──────── STORED ROWS

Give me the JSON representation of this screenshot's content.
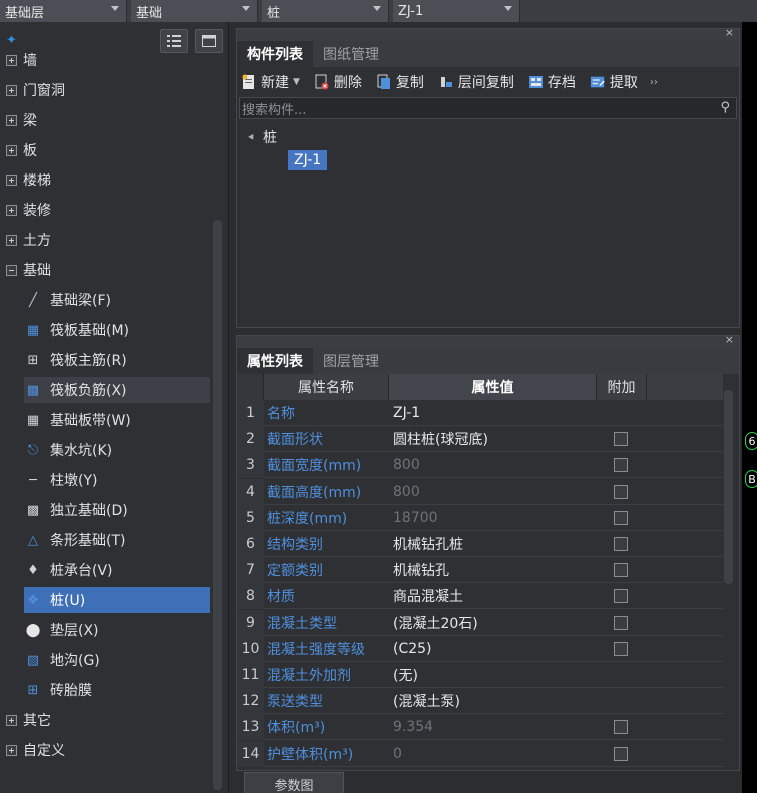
{
  "topbar": {
    "floor": "基础层",
    "category": "基础",
    "type": "桩",
    "component": "ZJ-1"
  },
  "left": {
    "groups_top": [
      {
        "label": "墙",
        "icon": "plus-box-icon"
      },
      {
        "label": "门窗洞",
        "icon": "plus-box-icon"
      },
      {
        "label": "梁",
        "icon": "plus-box-icon"
      },
      {
        "label": "板",
        "icon": "plus-box-icon"
      },
      {
        "label": "楼梯",
        "icon": "plus-box-icon"
      },
      {
        "label": "装修",
        "icon": "plus-box-icon"
      },
      {
        "label": "土方",
        "icon": "plus-box-icon"
      }
    ],
    "expanded_group": "基础",
    "children": [
      {
        "label": "基础梁(F)",
        "icon": "beam-icon"
      },
      {
        "label": "筏板基础(M)",
        "icon": "raft-foundation-icon"
      },
      {
        "label": "筏板主筋(R)",
        "icon": "main-rebar-icon"
      },
      {
        "label": "筏板负筋(X)",
        "icon": "negative-rebar-icon"
      },
      {
        "label": "基础板带(W)",
        "icon": "slab-strip-icon"
      },
      {
        "label": "集水坑(K)",
        "icon": "sump-pit-icon"
      },
      {
        "label": "柱墩(Y)",
        "icon": "column-pier-icon"
      },
      {
        "label": "独立基础(D)",
        "icon": "isolated-footing-icon"
      },
      {
        "label": "条形基础(T)",
        "icon": "strip-footing-icon"
      },
      {
        "label": "桩承台(V)",
        "icon": "pile-cap-icon"
      },
      {
        "label": "桩(U)",
        "icon": "pile-icon"
      },
      {
        "label": "垫层(X)",
        "icon": "cushion-icon"
      },
      {
        "label": "地沟(G)",
        "icon": "trench-icon"
      },
      {
        "label": "砖胎膜",
        "icon": "brick-mold-icon"
      }
    ],
    "groups_bottom": [
      {
        "label": "其它"
      },
      {
        "label": "自定义"
      }
    ]
  },
  "component_panel": {
    "tabs": [
      "构件列表",
      "图纸管理"
    ],
    "toolbar": {
      "new": "新建",
      "delete": "删除",
      "copy": "复制",
      "floor_copy": "层间复制",
      "archive": "存档",
      "extract": "提取"
    },
    "search_placeholder": "搜索构件...",
    "tree_root": "桩",
    "tree_leaf": "ZJ-1"
  },
  "property_panel": {
    "tabs": [
      "属性列表",
      "图层管理"
    ],
    "headers": {
      "name": "属性名称",
      "value": "属性值",
      "extra": "附加"
    },
    "rows": [
      {
        "n": "1",
        "name": "名称",
        "value": "ZJ-1",
        "checkbox": false,
        "gray": false
      },
      {
        "n": "2",
        "name": "截面形状",
        "value": "圆柱桩(球冠底)",
        "checkbox": true,
        "gray": false
      },
      {
        "n": "3",
        "name": "截面宽度(mm)",
        "value": "800",
        "checkbox": true,
        "gray": true
      },
      {
        "n": "4",
        "name": "截面高度(mm)",
        "value": "800",
        "checkbox": true,
        "gray": true
      },
      {
        "n": "5",
        "name": "桩深度(mm)",
        "value": "18700",
        "checkbox": true,
        "gray": true
      },
      {
        "n": "6",
        "name": "结构类别",
        "value": "机械钻孔桩",
        "checkbox": true,
        "gray": false
      },
      {
        "n": "7",
        "name": "定额类别",
        "value": "机械钻孔",
        "checkbox": true,
        "gray": false
      },
      {
        "n": "8",
        "name": "材质",
        "value": "商品混凝土",
        "checkbox": true,
        "gray": false
      },
      {
        "n": "9",
        "name": "混凝土类型",
        "value": "(混凝土20石)",
        "checkbox": true,
        "gray": false
      },
      {
        "n": "10",
        "name": "混凝土强度等级",
        "value": "(C25)",
        "checkbox": true,
        "gray": false
      },
      {
        "n": "11",
        "name": "混凝土外加剂",
        "value": "(无)",
        "checkbox": false,
        "gray": false
      },
      {
        "n": "12",
        "name": "泵送类型",
        "value": "(混凝土泵)",
        "checkbox": false,
        "gray": false
      },
      {
        "n": "13",
        "name": "体积(m³)",
        "value": "9.354",
        "checkbox": true,
        "gray": true
      },
      {
        "n": "14",
        "name": "护壁体积(m³)",
        "value": "0",
        "checkbox": true,
        "gray": true
      }
    ],
    "param_button": "参数图"
  },
  "markers": [
    "6",
    "B"
  ]
}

────────────────

Return all of the data exactly as written, and drop the pictures.

Give me the JSON representation of this screenshot's content.
{
  "topbar": {
    "floor": "基础层",
    "category": "基础",
    "type": "桩",
    "component": "ZJ-1"
  },
  "left": {
    "groups_top": [
      {
        "label": "墙",
        "icon": "plus-box-icon"
      },
      {
        "label": "门窗洞",
        "icon": "plus-box-icon"
      },
      {
        "label": "梁",
        "icon": "plus-box-icon"
      },
      {
        "label": "板",
        "icon": "plus-box-icon"
      },
      {
        "label": "楼梯",
        "icon": "plus-box-icon"
      },
      {
        "label": "装修",
        "icon": "plus-box-icon"
      },
      {
        "label": "土方",
        "icon": "plus-box-icon"
      }
    ],
    "expanded_group": "基础",
    "children": [
      {
        "label": "基础梁(F)",
        "icon": "beam-icon"
      },
      {
        "label": "筏板基础(M)",
        "icon": "raft-foundation-icon"
      },
      {
        "label": "筏板主筋(R)",
        "icon": "main-rebar-icon"
      },
      {
        "label": "筏板负筋(X)",
        "icon": "negative-rebar-icon"
      },
      {
        "label": "基础板带(W)",
        "icon": "slab-strip-icon"
      },
      {
        "label": "集水坑(K)",
        "icon": "sump-pit-icon"
      },
      {
        "label": "柱墩(Y)",
        "icon": "column-pier-icon"
      },
      {
        "label": "独立基础(D)",
        "icon": "isolated-footing-icon"
      },
      {
        "label": "条形基础(T)",
        "icon": "strip-footing-icon"
      },
      {
        "label": "桩承台(V)",
        "icon": "pile-cap-icon"
      },
      {
        "label": "桩(U)",
        "icon": "pile-icon"
      },
      {
        "label": "垫层(X)",
        "icon": "cushion-icon"
      },
      {
        "label": "地沟(G)",
        "icon": "trench-icon"
      },
      {
        "label": "砖胎膜",
        "icon": "brick-mold-icon"
      }
    ],
    "groups_bottom": [
      {
        "label": "其它"
      },
      {
        "label": "自定义"
      }
    ]
  },
  "component_panel": {
    "tabs": [
      "构件列表",
      "图纸管理"
    ],
    "toolbar": {
      "new": "新建",
      "delete": "删除",
      "copy": "复制",
      "floor_copy": "层间复制",
      "archive": "存档",
      "extract": "提取"
    },
    "search_placeholder": "搜索构件...",
    "tree_root": "桩",
    "tree_leaf": "ZJ-1"
  },
  "property_panel": {
    "tabs": [
      "属性列表",
      "图层管理"
    ],
    "headers": {
      "name": "属性名称",
      "value": "属性值",
      "extra": "附加"
    },
    "rows": [
      {
        "n": "1",
        "name": "名称",
        "value": "ZJ-1",
        "checkbox": false,
        "gray": false
      },
      {
        "n": "2",
        "name": "截面形状",
        "value": "圆柱桩(球冠底)",
        "checkbox": true,
        "gray": false
      },
      {
        "n": "3",
        "name": "截面宽度(mm)",
        "value": "800",
        "checkbox": true,
        "gray": true
      },
      {
        "n": "4",
        "name": "截面高度(mm)",
        "value": "800",
        "checkbox": true,
        "gray": true
      },
      {
        "n": "5",
        "name": "桩深度(mm)",
        "value": "18700",
        "checkbox": true,
        "gray": true
      },
      {
        "n": "6",
        "name": "结构类别",
        "value": "机械钻孔桩",
        "checkbox": true,
        "gray": false
      },
      {
        "n": "7",
        "name": "定额类别",
        "value": "机械钻孔",
        "checkbox": true,
        "gray": false
      },
      {
        "n": "8",
        "name": "材质",
        "value": "商品混凝土",
        "checkbox": true,
        "gray": false
      },
      {
        "n": "9",
        "name": "混凝土类型",
        "value": "(混凝土20石)",
        "checkbox": true,
        "gray": false
      },
      {
        "n": "10",
        "name": "混凝土强度等级",
        "value": "(C25)",
        "checkbox": true,
        "gray": false
      },
      {
        "n": "11",
        "name": "混凝土外加剂",
        "value": "(无)",
        "checkbox": false,
        "gray": false
      },
      {
        "n": "12",
        "name": "泵送类型",
        "value": "(混凝土泵)",
        "checkbox": false,
        "gray": false
      },
      {
        "n": "13",
        "name": "体积(m³)",
        "value": "9.354",
        "checkbox": true,
        "gray": true
      },
      {
        "n": "14",
        "name": "护壁体积(m³)",
        "value": "0",
        "checkbox": true,
        "gray": true
      }
    ],
    "param_button": "参数图"
  },
  "markers": [
    "6",
    "B"
  ]
}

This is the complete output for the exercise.